◆ **SHORT TASK**: In the listing below, locate the lines that hold the string "kiesig". Copy those lines.

━━ RECORDS TO USE ━━

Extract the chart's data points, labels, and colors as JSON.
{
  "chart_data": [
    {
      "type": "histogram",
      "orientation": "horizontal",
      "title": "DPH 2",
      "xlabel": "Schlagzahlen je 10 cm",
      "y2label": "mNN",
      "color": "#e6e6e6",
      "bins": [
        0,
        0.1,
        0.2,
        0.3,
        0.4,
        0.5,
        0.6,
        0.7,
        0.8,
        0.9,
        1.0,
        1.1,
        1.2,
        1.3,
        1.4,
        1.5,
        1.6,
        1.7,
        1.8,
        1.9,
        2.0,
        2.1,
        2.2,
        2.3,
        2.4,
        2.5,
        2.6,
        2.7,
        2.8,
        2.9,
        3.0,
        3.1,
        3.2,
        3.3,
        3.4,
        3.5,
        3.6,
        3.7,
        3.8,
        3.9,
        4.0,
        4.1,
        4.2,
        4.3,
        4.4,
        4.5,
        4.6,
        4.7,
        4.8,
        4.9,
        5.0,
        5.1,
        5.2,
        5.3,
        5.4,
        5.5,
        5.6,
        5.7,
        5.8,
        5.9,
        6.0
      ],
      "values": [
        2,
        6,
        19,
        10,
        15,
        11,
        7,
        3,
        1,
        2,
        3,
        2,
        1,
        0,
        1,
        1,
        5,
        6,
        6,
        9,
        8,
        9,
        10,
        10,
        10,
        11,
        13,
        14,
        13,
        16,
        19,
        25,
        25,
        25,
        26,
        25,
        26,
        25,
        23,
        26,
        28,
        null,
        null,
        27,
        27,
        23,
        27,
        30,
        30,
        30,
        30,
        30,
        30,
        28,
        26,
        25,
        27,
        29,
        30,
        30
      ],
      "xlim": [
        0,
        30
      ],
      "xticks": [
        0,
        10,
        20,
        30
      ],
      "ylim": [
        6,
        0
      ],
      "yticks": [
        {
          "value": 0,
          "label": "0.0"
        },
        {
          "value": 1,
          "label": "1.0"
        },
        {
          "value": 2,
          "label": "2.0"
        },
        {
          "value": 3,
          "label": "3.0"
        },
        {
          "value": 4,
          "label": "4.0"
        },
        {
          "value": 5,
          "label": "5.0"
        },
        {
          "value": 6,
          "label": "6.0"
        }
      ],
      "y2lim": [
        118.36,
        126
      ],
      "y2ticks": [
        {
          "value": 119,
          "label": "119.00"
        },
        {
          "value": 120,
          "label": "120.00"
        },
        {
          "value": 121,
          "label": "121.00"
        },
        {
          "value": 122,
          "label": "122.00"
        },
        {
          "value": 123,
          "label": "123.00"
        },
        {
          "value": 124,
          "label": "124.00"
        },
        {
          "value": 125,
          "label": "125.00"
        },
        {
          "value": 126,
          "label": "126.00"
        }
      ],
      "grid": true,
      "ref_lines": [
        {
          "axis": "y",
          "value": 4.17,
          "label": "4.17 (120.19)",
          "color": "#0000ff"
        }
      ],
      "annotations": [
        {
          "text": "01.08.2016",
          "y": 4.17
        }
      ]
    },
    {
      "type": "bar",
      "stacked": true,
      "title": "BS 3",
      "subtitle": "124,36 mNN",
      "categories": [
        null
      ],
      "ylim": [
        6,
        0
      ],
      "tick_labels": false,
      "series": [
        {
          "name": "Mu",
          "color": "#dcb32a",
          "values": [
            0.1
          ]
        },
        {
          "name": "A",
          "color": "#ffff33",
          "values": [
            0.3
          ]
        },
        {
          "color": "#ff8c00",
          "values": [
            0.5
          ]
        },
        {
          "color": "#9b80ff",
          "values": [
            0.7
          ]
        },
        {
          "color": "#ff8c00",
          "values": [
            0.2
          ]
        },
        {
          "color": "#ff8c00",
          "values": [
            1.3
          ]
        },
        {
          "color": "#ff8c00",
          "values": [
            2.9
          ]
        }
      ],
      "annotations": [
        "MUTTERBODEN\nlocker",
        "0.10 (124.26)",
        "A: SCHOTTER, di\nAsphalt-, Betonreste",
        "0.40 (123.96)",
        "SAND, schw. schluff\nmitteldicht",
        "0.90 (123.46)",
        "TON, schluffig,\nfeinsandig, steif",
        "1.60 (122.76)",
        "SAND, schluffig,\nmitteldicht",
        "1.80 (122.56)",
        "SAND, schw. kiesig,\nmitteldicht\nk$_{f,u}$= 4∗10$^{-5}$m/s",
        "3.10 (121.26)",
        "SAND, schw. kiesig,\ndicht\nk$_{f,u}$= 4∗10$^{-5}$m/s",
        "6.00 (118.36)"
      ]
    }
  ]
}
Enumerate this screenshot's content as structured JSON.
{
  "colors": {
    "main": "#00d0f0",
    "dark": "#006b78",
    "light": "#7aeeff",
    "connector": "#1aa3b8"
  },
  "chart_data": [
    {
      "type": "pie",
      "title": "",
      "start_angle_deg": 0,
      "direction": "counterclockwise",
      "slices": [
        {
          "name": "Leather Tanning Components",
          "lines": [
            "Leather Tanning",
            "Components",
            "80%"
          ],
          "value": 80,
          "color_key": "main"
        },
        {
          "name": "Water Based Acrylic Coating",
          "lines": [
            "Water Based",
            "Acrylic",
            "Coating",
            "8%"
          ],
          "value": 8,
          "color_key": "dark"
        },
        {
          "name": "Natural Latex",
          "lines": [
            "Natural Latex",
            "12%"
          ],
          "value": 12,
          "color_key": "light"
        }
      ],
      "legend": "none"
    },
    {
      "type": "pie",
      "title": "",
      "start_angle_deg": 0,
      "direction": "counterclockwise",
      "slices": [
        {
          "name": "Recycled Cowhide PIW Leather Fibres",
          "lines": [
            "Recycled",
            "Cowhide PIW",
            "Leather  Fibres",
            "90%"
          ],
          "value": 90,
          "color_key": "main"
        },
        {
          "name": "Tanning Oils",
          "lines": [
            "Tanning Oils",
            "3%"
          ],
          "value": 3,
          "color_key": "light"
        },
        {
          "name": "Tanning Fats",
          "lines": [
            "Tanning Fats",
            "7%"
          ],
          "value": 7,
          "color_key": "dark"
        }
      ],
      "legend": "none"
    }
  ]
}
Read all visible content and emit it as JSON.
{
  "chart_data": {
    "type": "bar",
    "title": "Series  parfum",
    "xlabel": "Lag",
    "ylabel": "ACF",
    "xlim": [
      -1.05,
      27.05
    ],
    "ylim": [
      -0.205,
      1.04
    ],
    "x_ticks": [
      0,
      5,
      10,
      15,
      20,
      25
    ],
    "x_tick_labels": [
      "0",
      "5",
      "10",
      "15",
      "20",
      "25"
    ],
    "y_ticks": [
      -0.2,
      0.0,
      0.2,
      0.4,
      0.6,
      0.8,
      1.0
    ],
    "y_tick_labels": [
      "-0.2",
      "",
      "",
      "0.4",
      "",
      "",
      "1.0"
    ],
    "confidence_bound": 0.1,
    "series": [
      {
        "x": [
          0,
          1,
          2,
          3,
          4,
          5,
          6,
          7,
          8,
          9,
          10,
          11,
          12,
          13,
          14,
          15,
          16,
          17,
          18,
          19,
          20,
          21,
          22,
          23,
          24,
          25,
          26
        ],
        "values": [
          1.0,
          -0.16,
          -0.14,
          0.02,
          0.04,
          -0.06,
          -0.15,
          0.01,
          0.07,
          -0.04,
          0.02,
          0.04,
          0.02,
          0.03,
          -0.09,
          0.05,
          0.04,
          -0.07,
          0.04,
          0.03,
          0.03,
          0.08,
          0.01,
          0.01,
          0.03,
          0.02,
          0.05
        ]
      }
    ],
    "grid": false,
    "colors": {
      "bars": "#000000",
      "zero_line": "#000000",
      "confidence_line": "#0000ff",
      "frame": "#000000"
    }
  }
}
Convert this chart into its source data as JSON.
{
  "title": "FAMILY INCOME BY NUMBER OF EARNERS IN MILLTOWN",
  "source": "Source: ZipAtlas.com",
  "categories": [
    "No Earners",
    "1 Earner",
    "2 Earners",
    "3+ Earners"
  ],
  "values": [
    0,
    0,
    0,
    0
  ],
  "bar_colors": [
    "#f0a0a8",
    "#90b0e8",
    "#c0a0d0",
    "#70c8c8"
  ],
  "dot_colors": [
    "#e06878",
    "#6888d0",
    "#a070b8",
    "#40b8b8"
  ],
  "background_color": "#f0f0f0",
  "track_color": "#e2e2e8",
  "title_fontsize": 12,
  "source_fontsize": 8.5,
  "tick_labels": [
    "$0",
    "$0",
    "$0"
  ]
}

━━━

◆ **ANSWER BELOW**:
        "SAND, schw. kiesig,\nmitteldicht\nk$_{f,u}$= 4∗10$^{-5}$m/s",
        "SAND, schw. kiesig,\ndicht\nk$_{f,u}$= 4∗10$^{-5}$m/s",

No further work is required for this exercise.